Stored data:
-- Begin --
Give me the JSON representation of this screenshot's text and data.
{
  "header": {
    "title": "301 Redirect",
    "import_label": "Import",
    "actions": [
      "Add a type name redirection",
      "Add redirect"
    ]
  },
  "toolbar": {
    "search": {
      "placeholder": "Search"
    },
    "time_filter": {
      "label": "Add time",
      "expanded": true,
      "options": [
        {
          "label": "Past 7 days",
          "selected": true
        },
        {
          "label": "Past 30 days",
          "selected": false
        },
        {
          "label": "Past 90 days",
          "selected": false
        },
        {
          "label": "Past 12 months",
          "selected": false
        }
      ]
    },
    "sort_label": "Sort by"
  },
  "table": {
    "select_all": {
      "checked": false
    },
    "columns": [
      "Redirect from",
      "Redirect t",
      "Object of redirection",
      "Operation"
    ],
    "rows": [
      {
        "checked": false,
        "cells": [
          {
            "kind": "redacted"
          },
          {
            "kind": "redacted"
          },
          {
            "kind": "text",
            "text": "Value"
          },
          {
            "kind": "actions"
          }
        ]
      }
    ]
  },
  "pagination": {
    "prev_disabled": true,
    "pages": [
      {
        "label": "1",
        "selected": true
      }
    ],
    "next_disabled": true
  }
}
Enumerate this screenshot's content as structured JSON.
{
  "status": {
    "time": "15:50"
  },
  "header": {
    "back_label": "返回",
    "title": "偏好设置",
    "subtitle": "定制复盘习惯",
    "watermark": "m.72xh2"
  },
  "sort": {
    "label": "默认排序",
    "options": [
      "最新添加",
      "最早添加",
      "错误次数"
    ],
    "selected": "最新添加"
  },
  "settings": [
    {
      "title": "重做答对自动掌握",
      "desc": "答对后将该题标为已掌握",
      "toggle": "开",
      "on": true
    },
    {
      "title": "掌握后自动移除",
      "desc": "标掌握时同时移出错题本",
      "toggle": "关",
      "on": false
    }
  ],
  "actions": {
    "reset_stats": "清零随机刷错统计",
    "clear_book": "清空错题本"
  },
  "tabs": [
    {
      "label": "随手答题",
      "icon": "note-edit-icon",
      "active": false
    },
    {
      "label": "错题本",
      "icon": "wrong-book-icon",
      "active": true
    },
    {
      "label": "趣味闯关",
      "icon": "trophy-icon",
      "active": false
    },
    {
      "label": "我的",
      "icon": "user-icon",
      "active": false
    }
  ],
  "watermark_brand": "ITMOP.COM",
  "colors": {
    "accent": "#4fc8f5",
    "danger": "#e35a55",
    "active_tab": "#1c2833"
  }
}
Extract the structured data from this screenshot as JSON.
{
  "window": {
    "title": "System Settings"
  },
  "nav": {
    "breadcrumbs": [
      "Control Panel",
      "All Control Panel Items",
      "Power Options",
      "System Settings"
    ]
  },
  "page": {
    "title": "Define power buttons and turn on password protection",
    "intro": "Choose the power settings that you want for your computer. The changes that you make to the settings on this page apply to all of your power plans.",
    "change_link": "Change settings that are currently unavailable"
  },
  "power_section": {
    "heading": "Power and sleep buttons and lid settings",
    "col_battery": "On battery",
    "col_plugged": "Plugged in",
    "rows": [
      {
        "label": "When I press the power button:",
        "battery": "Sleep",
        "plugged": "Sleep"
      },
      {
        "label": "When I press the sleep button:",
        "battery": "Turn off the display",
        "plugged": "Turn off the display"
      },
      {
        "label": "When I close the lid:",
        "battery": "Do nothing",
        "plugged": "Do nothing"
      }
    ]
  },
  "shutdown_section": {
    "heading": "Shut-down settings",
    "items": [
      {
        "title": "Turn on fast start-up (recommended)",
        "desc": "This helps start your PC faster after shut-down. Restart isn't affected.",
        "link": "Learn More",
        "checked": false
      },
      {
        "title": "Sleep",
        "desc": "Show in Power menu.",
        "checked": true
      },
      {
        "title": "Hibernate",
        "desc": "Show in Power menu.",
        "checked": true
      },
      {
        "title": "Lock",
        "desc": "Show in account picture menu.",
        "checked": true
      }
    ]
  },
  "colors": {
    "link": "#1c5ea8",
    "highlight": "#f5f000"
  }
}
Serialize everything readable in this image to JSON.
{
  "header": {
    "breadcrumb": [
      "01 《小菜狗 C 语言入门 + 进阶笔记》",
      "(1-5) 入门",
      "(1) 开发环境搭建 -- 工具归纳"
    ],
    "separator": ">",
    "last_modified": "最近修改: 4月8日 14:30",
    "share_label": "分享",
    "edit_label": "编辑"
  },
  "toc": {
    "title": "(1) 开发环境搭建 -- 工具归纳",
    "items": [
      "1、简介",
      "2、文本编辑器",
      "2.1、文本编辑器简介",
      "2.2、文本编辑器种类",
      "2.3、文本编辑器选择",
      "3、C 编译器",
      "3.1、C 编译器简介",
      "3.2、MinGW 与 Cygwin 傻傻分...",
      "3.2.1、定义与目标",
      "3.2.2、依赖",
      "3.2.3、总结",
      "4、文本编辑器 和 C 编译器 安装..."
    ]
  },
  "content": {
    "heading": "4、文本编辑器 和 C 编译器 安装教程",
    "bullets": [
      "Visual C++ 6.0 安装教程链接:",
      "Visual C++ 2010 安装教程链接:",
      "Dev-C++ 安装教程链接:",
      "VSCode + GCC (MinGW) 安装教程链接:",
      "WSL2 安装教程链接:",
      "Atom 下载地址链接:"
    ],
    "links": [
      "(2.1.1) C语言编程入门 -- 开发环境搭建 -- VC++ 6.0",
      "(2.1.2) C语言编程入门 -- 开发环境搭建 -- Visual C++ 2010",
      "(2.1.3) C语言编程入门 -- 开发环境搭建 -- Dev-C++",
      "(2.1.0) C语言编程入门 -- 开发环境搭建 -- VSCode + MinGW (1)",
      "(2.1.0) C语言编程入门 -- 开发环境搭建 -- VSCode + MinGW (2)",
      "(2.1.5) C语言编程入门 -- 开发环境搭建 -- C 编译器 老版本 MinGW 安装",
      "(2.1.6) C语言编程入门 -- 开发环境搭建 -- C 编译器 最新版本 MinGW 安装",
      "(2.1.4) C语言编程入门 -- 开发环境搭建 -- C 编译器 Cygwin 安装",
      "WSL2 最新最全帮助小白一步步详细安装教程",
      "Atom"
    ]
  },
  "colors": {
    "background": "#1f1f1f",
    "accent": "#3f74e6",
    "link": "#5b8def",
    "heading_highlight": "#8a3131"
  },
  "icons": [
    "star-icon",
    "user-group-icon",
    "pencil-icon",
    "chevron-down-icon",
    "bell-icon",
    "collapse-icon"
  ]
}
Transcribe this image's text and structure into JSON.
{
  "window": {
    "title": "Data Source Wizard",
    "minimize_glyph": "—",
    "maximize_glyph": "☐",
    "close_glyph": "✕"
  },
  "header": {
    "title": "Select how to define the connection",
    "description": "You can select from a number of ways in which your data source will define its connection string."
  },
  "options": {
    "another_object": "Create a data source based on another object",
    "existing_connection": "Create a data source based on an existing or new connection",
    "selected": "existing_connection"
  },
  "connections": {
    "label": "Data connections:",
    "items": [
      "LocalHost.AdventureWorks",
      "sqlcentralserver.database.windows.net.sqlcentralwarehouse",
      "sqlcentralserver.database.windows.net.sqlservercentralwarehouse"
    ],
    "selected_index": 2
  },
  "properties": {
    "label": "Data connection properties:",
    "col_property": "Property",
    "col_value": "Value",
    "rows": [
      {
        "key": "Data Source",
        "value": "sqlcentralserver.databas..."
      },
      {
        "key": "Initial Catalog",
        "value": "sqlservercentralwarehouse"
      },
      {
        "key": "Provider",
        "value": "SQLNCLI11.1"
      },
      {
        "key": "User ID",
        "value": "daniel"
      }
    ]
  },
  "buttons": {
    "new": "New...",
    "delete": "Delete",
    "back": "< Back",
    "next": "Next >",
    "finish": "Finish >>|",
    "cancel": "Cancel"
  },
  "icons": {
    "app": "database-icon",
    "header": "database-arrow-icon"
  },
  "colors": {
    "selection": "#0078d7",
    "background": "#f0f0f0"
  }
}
-- End --
Take every line that includes the string "nothing" and copy it.

> In response:
        "battery": "Do nothing",
        "plugged": "Do nothing"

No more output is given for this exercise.